Problem details:
Repeat the entries that follow verbatim, without any of their pictures.

Input rows:
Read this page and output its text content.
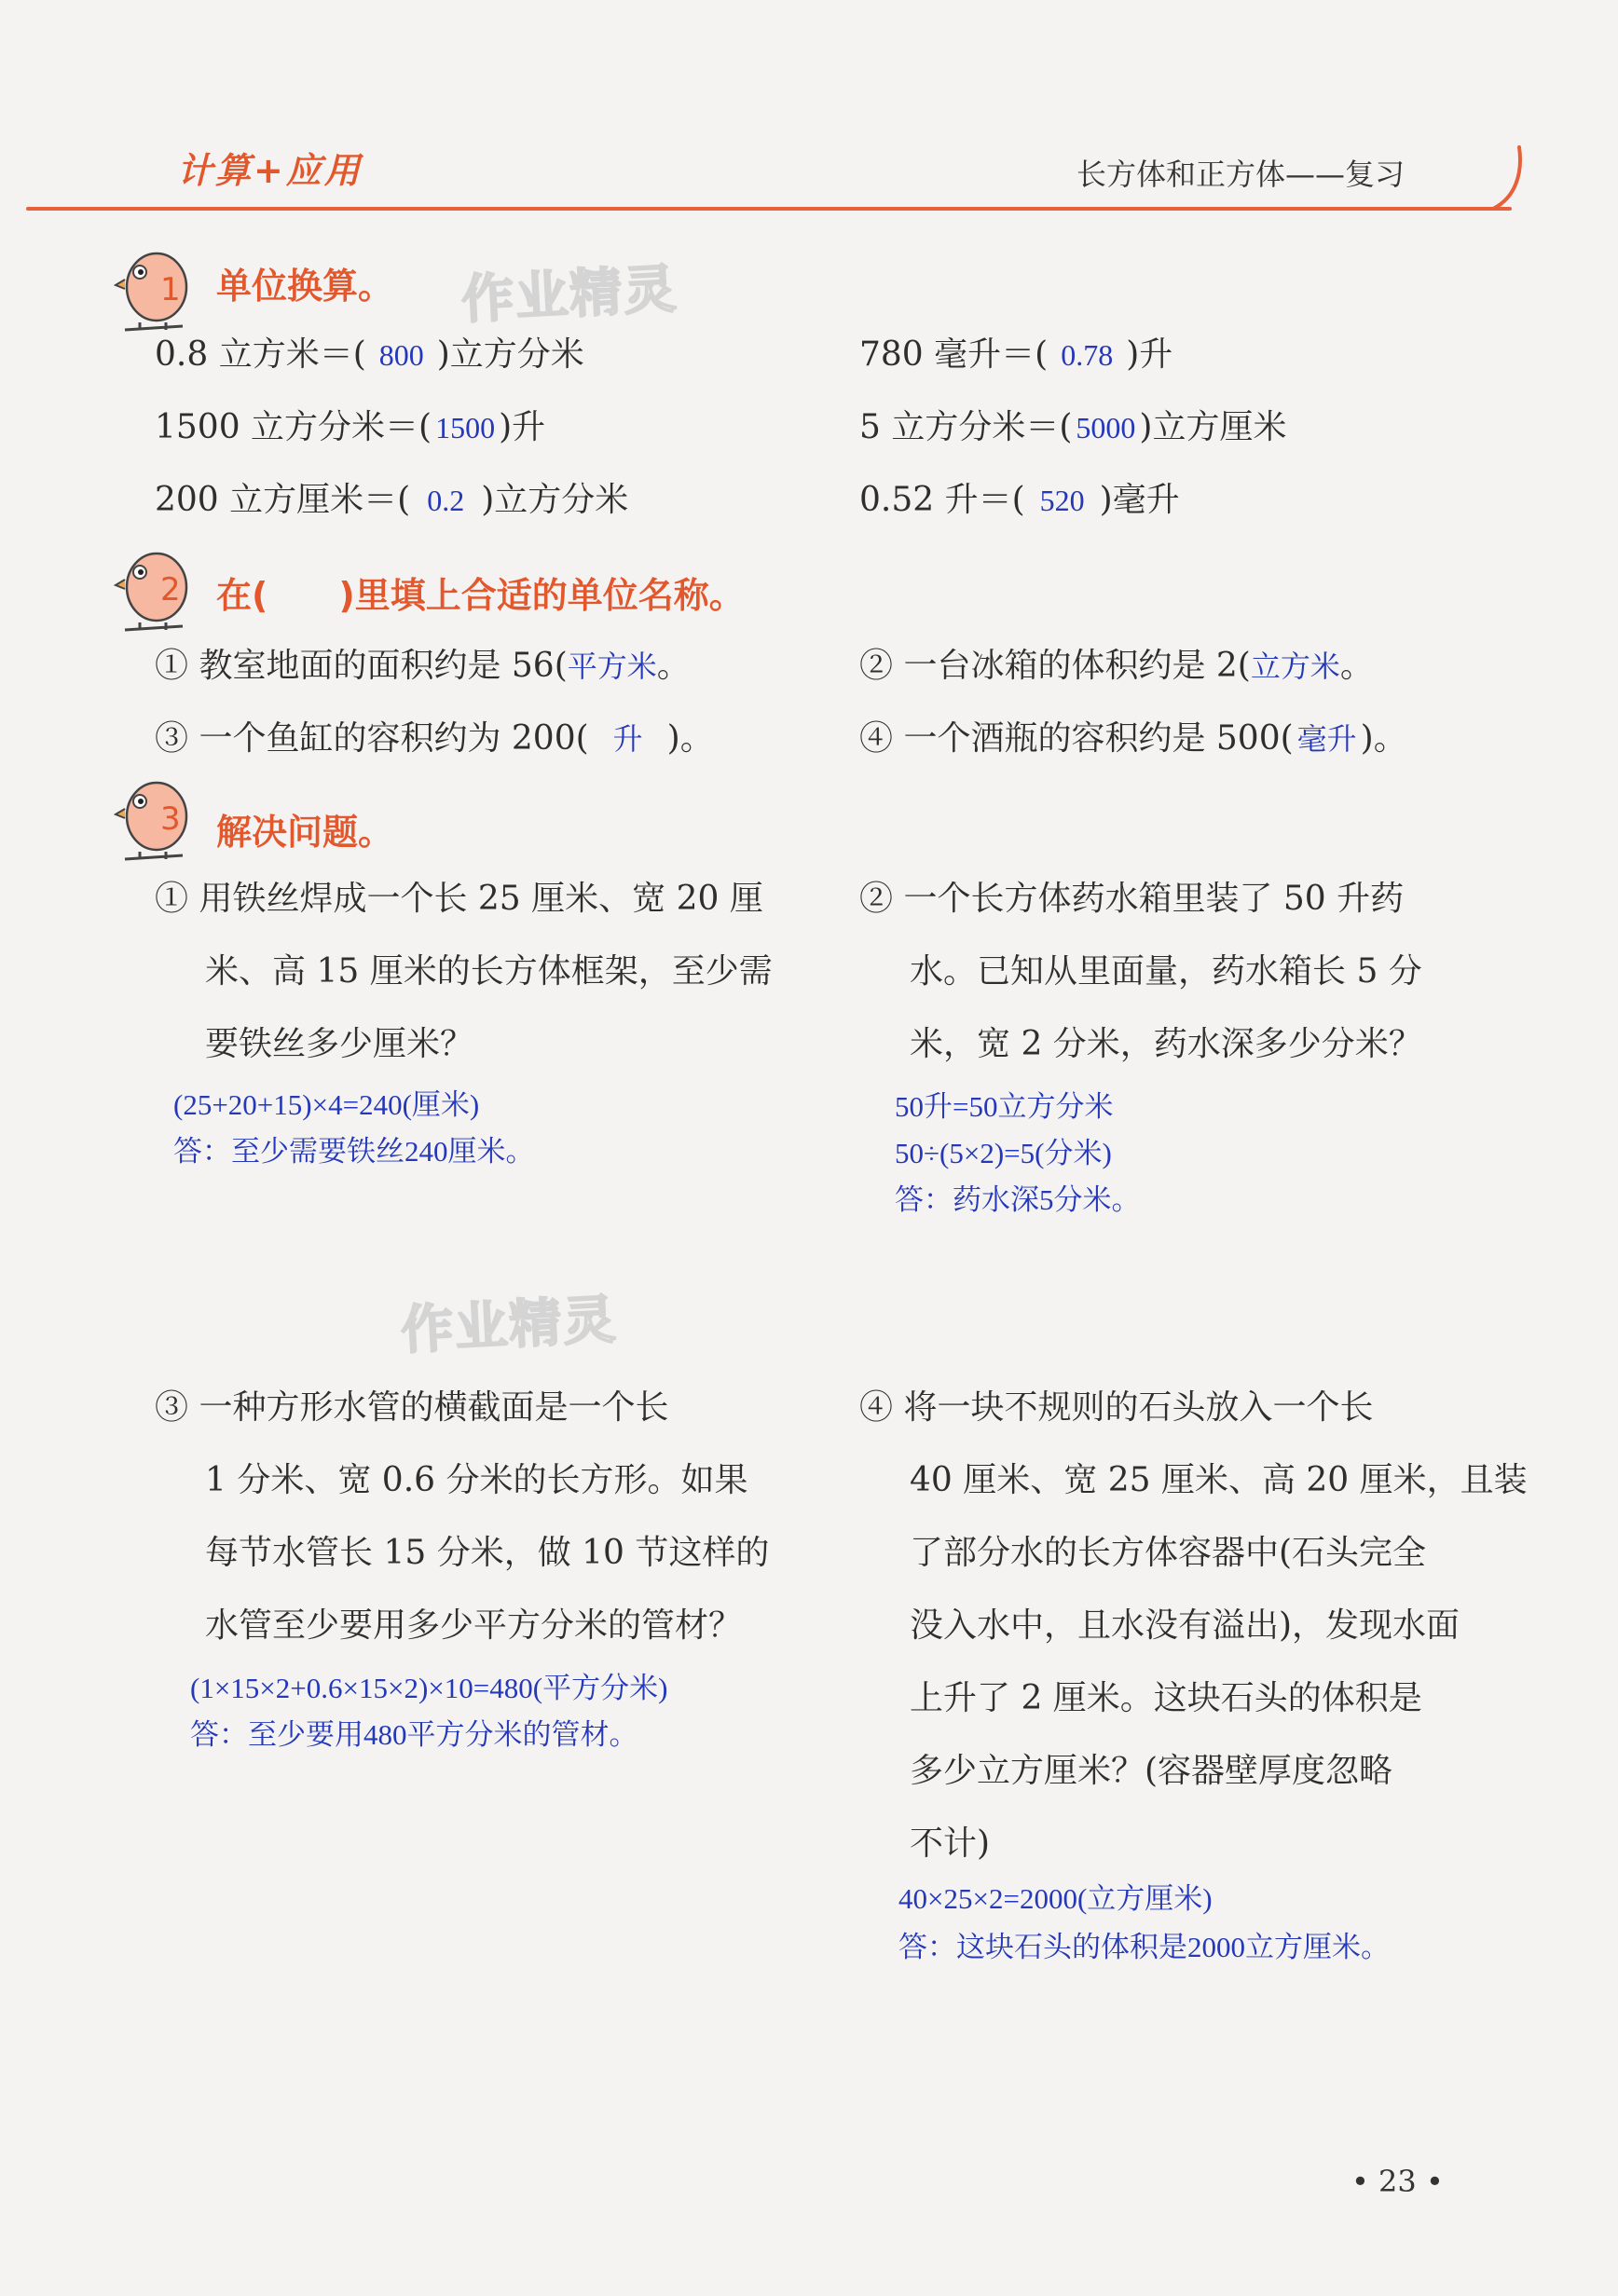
计算+应用	长方体和正方体——复习
1 单位换算。
2 在(　　)里填上合适的单位名称。
3 解决问题。
作业精灵
作业精灵
0.8 立方米＝( 800 )立方分米	780 毫升＝( 0.78 )升
1500 立方分米＝( 1500 )升	5 立方分米＝( 5000 )立方厘米
200 立方厘米＝( 0.2 )立方分米	0.52 升＝( 520 )毫升
① 教室地面的面积约是 56(平方米。	② 一台冰箱的体积约是 2(立方米。
③ 一个鱼缸的容积约为 200( 升 )。	④ 一个酒瓶的容积约是 500( 毫升 )。
① 用铁丝焊成一个长 25 厘米、宽 20 厘
米、高 15 厘米的长方体框架，至少需
要铁丝多少厘米？
(25+20+15)×4=240(厘米)
答：至少需要铁丝240厘米。
② 一个长方体药水箱里装了 50 升药
水。已知从里面量，药水箱长 5 分
米，宽 2 分米，药水深多少分米？
50升=50立方分米
50÷(5×2)=5(分米)
答：药水深5分米。
③ 一种方形水管的横截面是一个长
1 分米、宽 0.6 分米的长方形。如果
每节水管长 15 分米，做 10 节这样的
水管至少要用多少平方分米的管材？
(1×15×2+0.6×15×2)×10=480(平方分米)
答：至少要用480平方分米的管材。
④ 将一块不规则的石头放入一个长
40 厘米、宽 25 厘米、高 20 厘米，且装
了部分水的长方体容器中(石头完全
没入水中，且水没有溢出)，发现水面
上升了 2 厘米。这块石头的体积是
多少立方厘米？(容器壁厚度忽略
不计)
40×25×2=2000(立方厘米)
答：这块石头的体积是2000立方厘米。
• 23 •
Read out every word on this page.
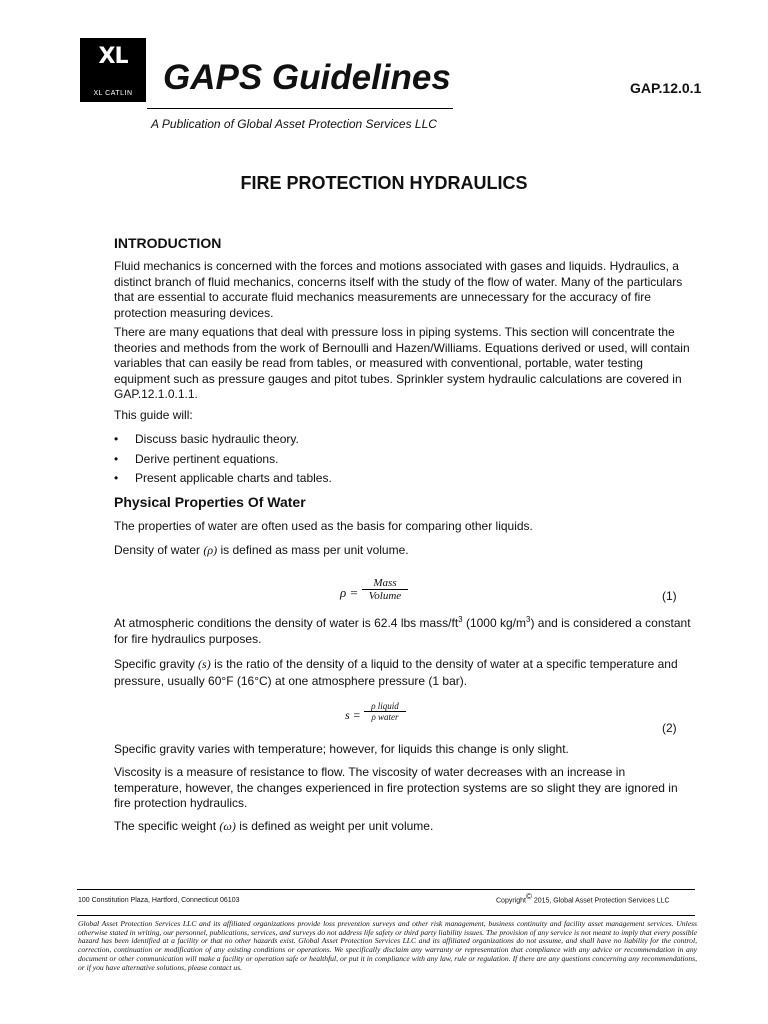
XL
XL CATLIN GAPS Guidelines	GAP.12.0.1
A Publication of Global Asset Protection Services LLC
FIRE PROTECTION HYDRAULICS
INTRODUCTION

Fluid mechanics is concerned with the forces and motions associated with gases and liquids. Hydraulics, a distinct branch of fluid mechanics, concerns itself with the study of the flow of water. Many of the particulars that are essential to accurate fluid mechanics measurements are unnecessary for the accuracy of fire protection measuring devices.

There are many equations that deal with pressure loss in piping systems. This section will concentrate the theories and methods from the work of Bernoulli and Hazen/Williams. Equations derived or used, will contain variables that can easily be read from tables, or measured with conventional, portable, water testing equipment such as pressure gauges and pitot tubes. Sprinkler system hydraulic calculations are covered in GAP.12.1.0.1.1.

This guide will:
• Discuss basic hydraulic theory.
• Derive pertinent equations.
• Present applicable charts and tables.
Physical Properties Of Water
The properties of water are often used as the basis for comparing other liquids.
Density of water (ρ) is defined as mass per unit volume.
ρ =
Mass
Volume	(1)
At atmospheric conditions the density of water is 62.4 lbs mass/$ft^3$ (1000 $kg/m^3$) and is considered a constant for fire hydraulics purposes.
Specific gravity (s) is the ratio of the density of a liquid to the density of water at a specific temperature and pressure, usually 60°F (16°C) at one atmosphere pressure (1 bar).
s =
ρ liquid
ρ water
(2)
Specific gravity varies with temperature; however, for liquids this change is only slight.
Viscosity is a measure of resistance to flow. The viscosity of water decreases with an increase in temperature, however, the changes experienced in fire protection systems are so slight they are ignored in fire protection hydraulics.
The specific weight (ω) is defined as weight per unit volume.
100 Constitution Plaza, Hartford, Connecticut 06103	Copyright© 2015, Global Asset Protection Services LLC
Global Asset Protection Services LLC and its affiliated organizations provide loss prevention surveys and other risk management, business continuity and facility asset management services. Unless otherwise stated in writing, our personnel, publications, services, and surveys do not address life safety or third party liability issues. The provision of any service is not meant to imply that every possible hazard has been identified at a facility or that no other hazards exist. Global Asset Protection Services LLC and its affiliated organizations do not assume, and shall have no liability for the control, correction, continuation or modification of any existing conditions or operations. We specifically disclaim any warranty or representation that compliance with any advice or recommendation in any document or other communication will make a facility or operation safe or healthful, or put it in compliance with any law, rule or regulation. If there are any questions concerning any recommendations, or if you have alternative solutions, please contact us.
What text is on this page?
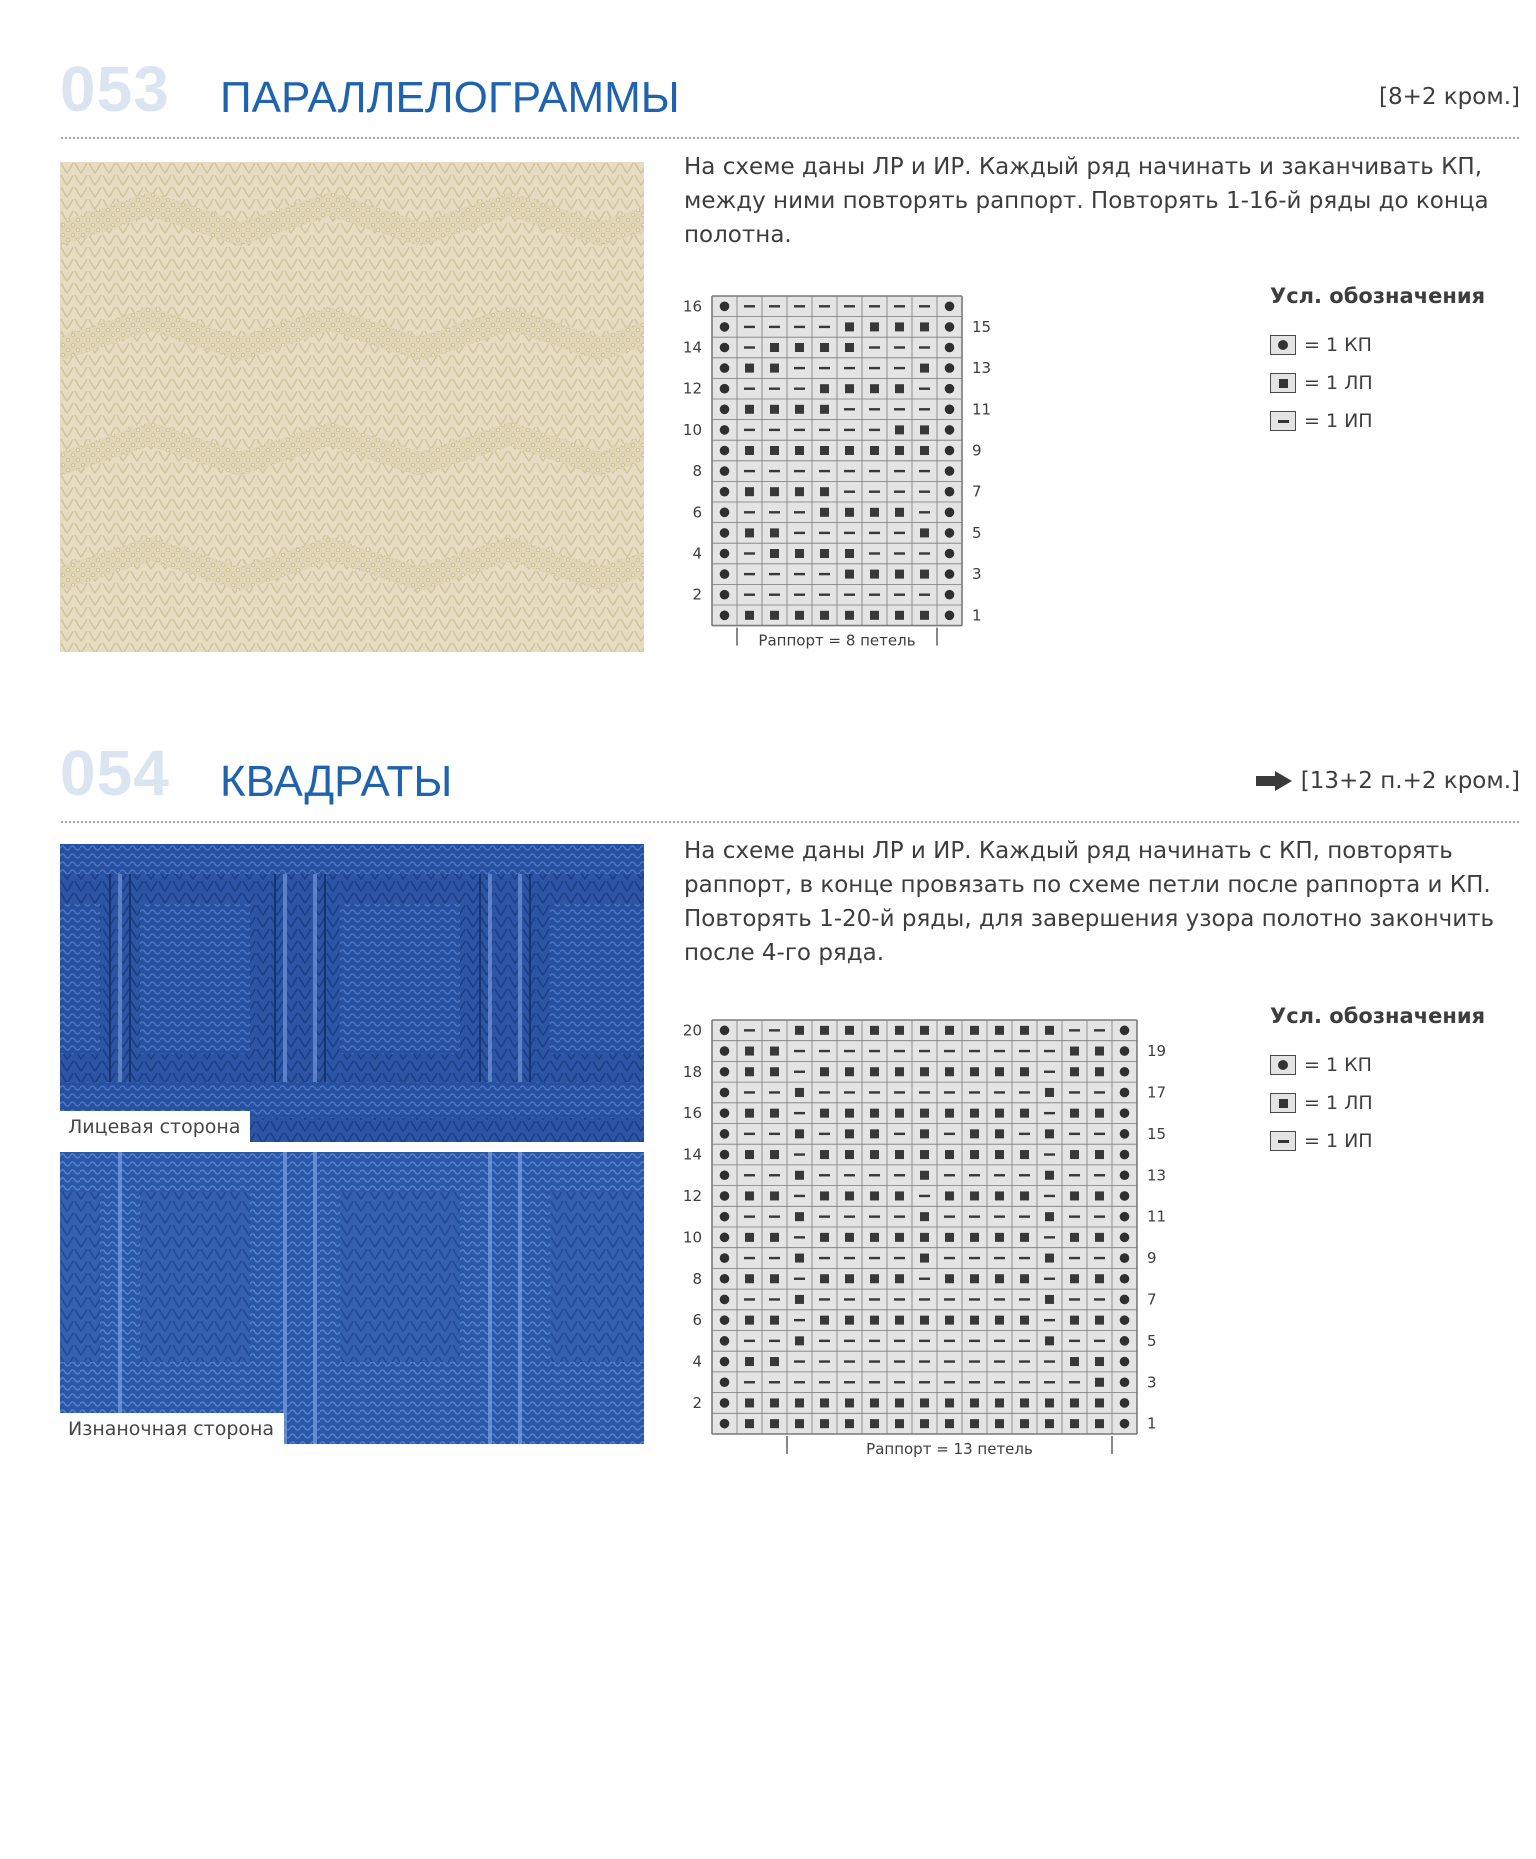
053 ПАРАЛЛЕЛОГРАММЫ	[8+2 кром.]

На схеме даны ЛР и ИР. Каждый ряд начинать и заканчивать КП, между ними повторять раппорт. Повторять 1-16-й ряды до конца полотна.

16
14
12
10
8
6
4
2
15
13
11
9
7
5
3
1
Раппорт = 8 петель
Усл. обозначения
= 1 КП
= 1 ЛП
= 1 ИП
054 КВАДРАТЫ	[13+2 п.+2 кром.]
Лицевая сторона
Изнаночная сторона

На схеме даны ЛР и ИР. Каждый ряд начинать с КП, повторять раппорт, в конце провязать по схеме петли после раппорта и КП. Повторять 1-20-й ряды, для завершения узора полотно закончить после 4-го ряда.

20
18
16
14
12
10
8
6
4
2
19
17
15
13
11
9
7
5
3
1
Раппорт = 13 петель
Усл. обозначения
= 1 КП
= 1 ЛП
= 1 ИП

Response for this exercise:
Read this page and output its text content.
计算+应用	长方体和正方体——复习
1 单位换算。
2 在(　　)里填上合适的单位名称。
3 解决问题。
作业精灵
作业精灵
0.8 立方米＝( 800 )立方分米	780 毫升＝( 0.78 )升
1500 立方分米＝( 1500 )升	5 立方分米＝( 5000 )立方厘米
200 立方厘米＝( 0.2 )立方分米	0.52 升＝( 520 )毫升
① 教室地面的面积约是 56(平方米。	② 一台冰箱的体积约是 2(立方米。
③ 一个鱼缸的容积约为 200( 升 )。	④ 一个酒瓶的容积约是 500( 毫升 )。
① 用铁丝焊成一个长 25 厘米、宽 20 厘
米、高 15 厘米的长方体框架，至少需
要铁丝多少厘米？
(25+20+15)×4=240(厘米)
答：至少需要铁丝240厘米。
② 一个长方体药水箱里装了 50 升药
水。已知从里面量，药水箱长 5 分
米，宽 2 分米，药水深多少分米？
50升=50立方分米
50÷(5×2)=5(分米)
答：药水深5分米。
③ 一种方形水管的横截面是一个长
1 分米、宽 0.6 分米的长方形。如果
每节水管长 15 分米，做 10 节这样的
水管至少要用多少平方分米的管材？
(1×15×2+0.6×15×2)×10=480(平方分米)
答：至少要用480平方分米的管材。
④ 将一块不规则的石头放入一个长
40 厘米、宽 25 厘米、高 20 厘米，且装
了部分水的长方体容器中(石头完全
没入水中，且水没有溢出)，发现水面
上升了 2 厘米。这块石头的体积是
多少立方厘米？(容器壁厚度忽略
不计)
40×25×2=2000(立方厘米)
答：这块石头的体积是2000立方厘米。
• 23 •
Read out every word on this page.
XL
XL CATLIN GAPS Guidelines	GAP.12.0.1
A Publication of Global Asset Protection Services LLC
FIRE PROTECTION HYDRAULICS
INTRODUCTION

Fluid mechanics is concerned with the forces and motions associated with gases and liquids. Hydraulics, a distinct branch of fluid mechanics, concerns itself with the study of the flow of water. Many of the particulars that are essential to accurate fluid mechanics measurements are unnecessary for the accuracy of fire protection measuring devices.

There are many equations that deal with pressure loss in piping systems. This section will concentrate the theories and methods from the work of Bernoulli and Hazen/Williams. Equations derived or used, will contain variables that can easily be read from tables, or measured with conventional, portable, water testing equipment such as pressure gauges and pitot tubes. Sprinkler system hydraulic calculations are covered in GAP.12.1.0.1.1.

This guide will:
• Discuss basic hydraulic theory.
• Derive pertinent equations.
• Present applicable charts and tables.
Physical Properties Of Water
The properties of water are often used as the basis for comparing other liquids.
Density of water (ρ) is defined as mass per unit volume.
ρ =
Mass
Volume	(1)
At atmospheric conditions the density of water is 62.4 lbs mass/$ft^3$ (1000 $kg/m^3$) and is considered a constant for fire hydraulics purposes.
Specific gravity (s) is the ratio of the density of a liquid to the density of water at a specific temperature and pressure, usually 60°F (16°C) at one atmosphere pressure (1 bar).
s =
ρ liquid
ρ water
(2)
Specific gravity varies with temperature; however, for liquids this change is only slight.
Viscosity is a measure of resistance to flow. The viscosity of water decreases with an increase in temperature, however, the changes experienced in fire protection systems are so slight they are ignored in fire protection hydraulics.
The specific weight (ω) is defined as weight per unit volume.
100 Constitution Plaza, Hartford, Connecticut 06103	Copyright© 2015, Global Asset Protection Services LLC
Global Asset Protection Services LLC and its affiliated organizations provide loss prevention surveys and other risk management, business continuity and facility asset management services. Unless otherwise stated in writing, our personnel, publications, services, and surveys do not address life safety or third party liability issues. The provision of any service is not meant to imply that every possible hazard has been identified at a facility or that no other hazards exist. Global Asset Protection Services LLC and its affiliated organizations do not assume, and shall have no liability for the control, correction, continuation or modification of any existing conditions or operations. We specifically disclaim any warranty or representation that compliance with any advice or recommendation in any document or other communication will make a facility or operation safe or healthful, or put it in compliance with any law, rule or regulation. If there are any questions concerning any recommendations, or if you have alternative solutions, please contact us.
What text is on this page?
053 ПАРАЛЛЕЛОГРАММЫ	[8+2 кром.]

На схеме даны ЛР и ИР. Каждый ряд начинать и заканчивать КП, между ними повторять раппорт. Повторять 1-16-й ряды до конца полотна.

16
14
12
10
8
6
4
2
15
13
11
9
7
5
3
1
Раппорт = 8 петель
Усл. обозначения
= 1 КП
= 1 ЛП
= 1 ИП
054 КВАДРАТЫ	[13+2 п.+2 кром.]
Лицевая сторона
Изнаночная сторона

На схеме даны ЛР и ИР. Каждый ряд начинать с КП, повторять раппорт, в конце провязать по схеме петли после раппорта и КП. Повторять 1-20-й ряды, для завершения узора полотно закончить после 4-го ряда.

20
18
16
14
12
10
8
6
4
2
19
17
15
13
11
9
7
5
3
1
Раппорт = 13 петель
Усл. обозначения
= 1 КП
= 1 ЛП
= 1 ИП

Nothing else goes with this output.